Exercise details
The entries need to be copied exactly.

+++ Data lines +++

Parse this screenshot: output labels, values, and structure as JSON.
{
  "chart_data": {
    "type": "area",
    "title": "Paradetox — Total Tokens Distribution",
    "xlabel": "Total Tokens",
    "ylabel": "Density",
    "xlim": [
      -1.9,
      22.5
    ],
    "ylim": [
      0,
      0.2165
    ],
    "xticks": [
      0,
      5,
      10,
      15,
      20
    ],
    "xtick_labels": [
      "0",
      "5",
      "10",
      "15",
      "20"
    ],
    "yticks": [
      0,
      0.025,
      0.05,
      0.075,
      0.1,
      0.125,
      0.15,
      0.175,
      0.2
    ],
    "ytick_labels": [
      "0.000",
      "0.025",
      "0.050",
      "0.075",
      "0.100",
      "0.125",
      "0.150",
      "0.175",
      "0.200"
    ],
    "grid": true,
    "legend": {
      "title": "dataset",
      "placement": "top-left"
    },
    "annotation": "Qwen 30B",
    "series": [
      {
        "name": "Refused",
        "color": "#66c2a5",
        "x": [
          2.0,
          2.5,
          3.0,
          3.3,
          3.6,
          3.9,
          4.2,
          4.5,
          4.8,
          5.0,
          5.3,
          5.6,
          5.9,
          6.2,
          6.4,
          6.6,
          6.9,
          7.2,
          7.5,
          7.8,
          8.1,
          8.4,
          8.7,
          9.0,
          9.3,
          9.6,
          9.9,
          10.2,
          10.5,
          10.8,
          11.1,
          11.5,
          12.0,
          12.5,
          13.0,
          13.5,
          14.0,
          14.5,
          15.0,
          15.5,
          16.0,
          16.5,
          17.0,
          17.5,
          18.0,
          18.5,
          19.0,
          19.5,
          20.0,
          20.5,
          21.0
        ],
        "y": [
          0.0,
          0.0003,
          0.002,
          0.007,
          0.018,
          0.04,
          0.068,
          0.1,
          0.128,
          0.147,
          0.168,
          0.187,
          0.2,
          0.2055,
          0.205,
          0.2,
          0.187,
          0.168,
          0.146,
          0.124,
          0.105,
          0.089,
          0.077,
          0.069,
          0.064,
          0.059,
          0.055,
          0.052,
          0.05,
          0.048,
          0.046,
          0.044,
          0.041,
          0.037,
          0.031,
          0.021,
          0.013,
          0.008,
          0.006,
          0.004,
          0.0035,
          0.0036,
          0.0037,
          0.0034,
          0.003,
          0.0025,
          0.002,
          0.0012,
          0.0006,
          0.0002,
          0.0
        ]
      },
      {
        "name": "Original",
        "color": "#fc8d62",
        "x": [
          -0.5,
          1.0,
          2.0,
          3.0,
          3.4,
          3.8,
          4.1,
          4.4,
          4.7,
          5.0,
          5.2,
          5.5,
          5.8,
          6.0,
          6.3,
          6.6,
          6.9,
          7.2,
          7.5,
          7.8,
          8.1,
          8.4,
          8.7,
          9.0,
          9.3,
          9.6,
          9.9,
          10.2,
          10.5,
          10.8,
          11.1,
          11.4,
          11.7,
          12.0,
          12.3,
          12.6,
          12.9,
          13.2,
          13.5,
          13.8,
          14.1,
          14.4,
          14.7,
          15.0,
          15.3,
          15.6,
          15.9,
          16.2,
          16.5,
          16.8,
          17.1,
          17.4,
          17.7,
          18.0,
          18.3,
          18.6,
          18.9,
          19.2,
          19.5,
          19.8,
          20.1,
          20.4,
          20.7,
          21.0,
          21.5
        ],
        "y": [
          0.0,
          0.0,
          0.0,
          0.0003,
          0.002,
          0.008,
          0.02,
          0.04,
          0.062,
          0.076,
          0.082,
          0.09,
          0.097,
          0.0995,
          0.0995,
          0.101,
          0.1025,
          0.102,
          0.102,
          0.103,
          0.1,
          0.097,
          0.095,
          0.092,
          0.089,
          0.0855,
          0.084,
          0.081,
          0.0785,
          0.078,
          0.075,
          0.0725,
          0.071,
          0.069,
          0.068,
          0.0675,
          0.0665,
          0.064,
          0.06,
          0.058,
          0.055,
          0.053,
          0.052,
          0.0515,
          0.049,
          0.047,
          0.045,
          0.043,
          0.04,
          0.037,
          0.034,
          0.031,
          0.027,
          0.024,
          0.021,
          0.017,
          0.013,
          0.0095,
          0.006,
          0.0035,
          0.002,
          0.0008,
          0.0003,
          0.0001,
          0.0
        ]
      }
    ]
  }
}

+++

Result of this exercise
Parse this screenshot: output labels, values, and structure as JSON.
{
  "chart_data": {
    "type": "area",
    "title": "Paradetox — Total Tokens Distribution",
    "xlabel": "Total Tokens",
    "ylabel": "Density",
    "xlim": [
      -1.9,
      22.5
    ],
    "ylim": [
      0,
      0.2165
    ],
    "xticks": [
      0,
      5,
      10,
      15,
      20
    ],
    "xtick_labels": [
      "0",
      "5",
      "10",
      "15",
      "20"
    ],
    "yticks": [
      0,
      0.025,
      0.05,
      0.075,
      0.1,
      0.125,
      0.15,
      0.175,
      0.2
    ],
    "ytick_labels": [
      "0.000",
      "0.025",
      "0.050",
      "0.075",
      "0.100",
      "0.125",
      "0.150",
      "0.175",
      "0.200"
    ],
    "grid": true,
    "legend": {
      "title": "dataset",
      "placement": "top-left"
    },
    "annotation": "Qwen 30B",
    "series": [
      {
        "name": "Refused",
        "color": "#66c2a5",
        "x": [
          2.0,
          2.5,
          3.0,
          3.3,
          3.6,
          3.9,
          4.2,
          4.5,
          4.8,
          5.0,
          5.3,
          5.6,
          5.9,
          6.2,
          6.4,
          6.6,
          6.9,
          7.2,
          7.5,
          7.8,
          8.1,
          8.4,
          8.7,
          9.0,
          9.3,
          9.6,
          9.9,
          10.2,
          10.5,
          10.8,
          11.1,
          11.5,
          12.0,
          12.5,
          13.0,
          13.5,
          14.0,
          14.5,
          15.0,
          15.5,
          16.0,
          16.5,
          17.0,
          17.5,
          18.0,
          18.5,
          19.0,
          19.5,
          20.0,
          20.5,
          21.0
        ],
        "y": [
          0.0,
          0.0003,
          0.002,
          0.007,
          0.018,
          0.04,
          0.068,
          0.1,
          0.128,
          0.147,
          0.168,
          0.187,
          0.2,
          0.2055,
          0.205,
          0.2,
          0.187,
          0.168,
          0.146,
          0.124,
          0.105,
          0.089,
          0.077,
          0.069,
          0.064,
          0.059,
          0.055,
          0.052,
          0.05,
          0.048,
          0.046,
          0.044,
          0.041,
          0.037,
          0.031,
          0.021,
          0.013,
          0.008,
          0.006,
          0.004,
          0.0035,
          0.0036,
          0.0037,
          0.0034,
          0.003,
          0.0025,
          0.002,
          0.0012,
          0.0006,
          0.0002,
          0.0
        ]
      },
      {
        "name": "Original",
        "color": "#fc8d62",
        "x": [
          -0.5,
          1.0,
          2.0,
          3.0,
          3.4,
          3.8,
          4.1,
          4.4,
          4.7,
          5.0,
          5.2,
          5.5,
          5.8,
          6.0,
          6.3,
          6.6,
          6.9,
          7.2,
          7.5,
          7.8,
          8.1,
          8.4,
          8.7,
          9.0,
          9.3,
          9.6,
          9.9,
          10.2,
          10.5,
          10.8,
          11.1,
          11.4,
          11.7,
          12.0,
          12.3,
          12.6,
          12.9,
          13.2,
          13.5,
          13.8,
          14.1,
          14.4,
          14.7,
          15.0,
          15.3,
          15.6,
          15.9,
          16.2,
          16.5,
          16.8,
          17.1,
          17.4,
          17.7,
          18.0,
          18.3,
          18.6,
          18.9,
          19.2,
          19.5,
          19.8,
          20.1,
          20.4,
          20.7,
          21.0,
          21.5
        ],
        "y": [
          0.0,
          0.0,
          0.0,
          0.0003,
          0.002,
          0.008,
          0.02,
          0.04,
          0.062,
          0.076,
          0.082,
          0.09,
          0.097,
          0.0995,
          0.0995,
          0.101,
          0.1025,
          0.102,
          0.102,
          0.103,
          0.1,
          0.097,
          0.095,
          0.092,
          0.089,
          0.0855,
          0.084,
          0.081,
          0.0785,
          0.078,
          0.075,
          0.0725,
          0.071,
          0.069,
          0.068,
          0.0675,
          0.0665,
          0.064,
          0.06,
          0.058,
          0.055,
          0.053,
          0.052,
          0.0515,
          0.049,
          0.047,
          0.045,
          0.043,
          0.04,
          0.037,
          0.034,
          0.031,
          0.027,
          0.024,
          0.021,
          0.017,
          0.013,
          0.0095,
          0.006,
          0.0035,
          0.002,
          0.0008,
          0.0003,
          0.0001,
          0.0
        ]
      }
    ]
  }
}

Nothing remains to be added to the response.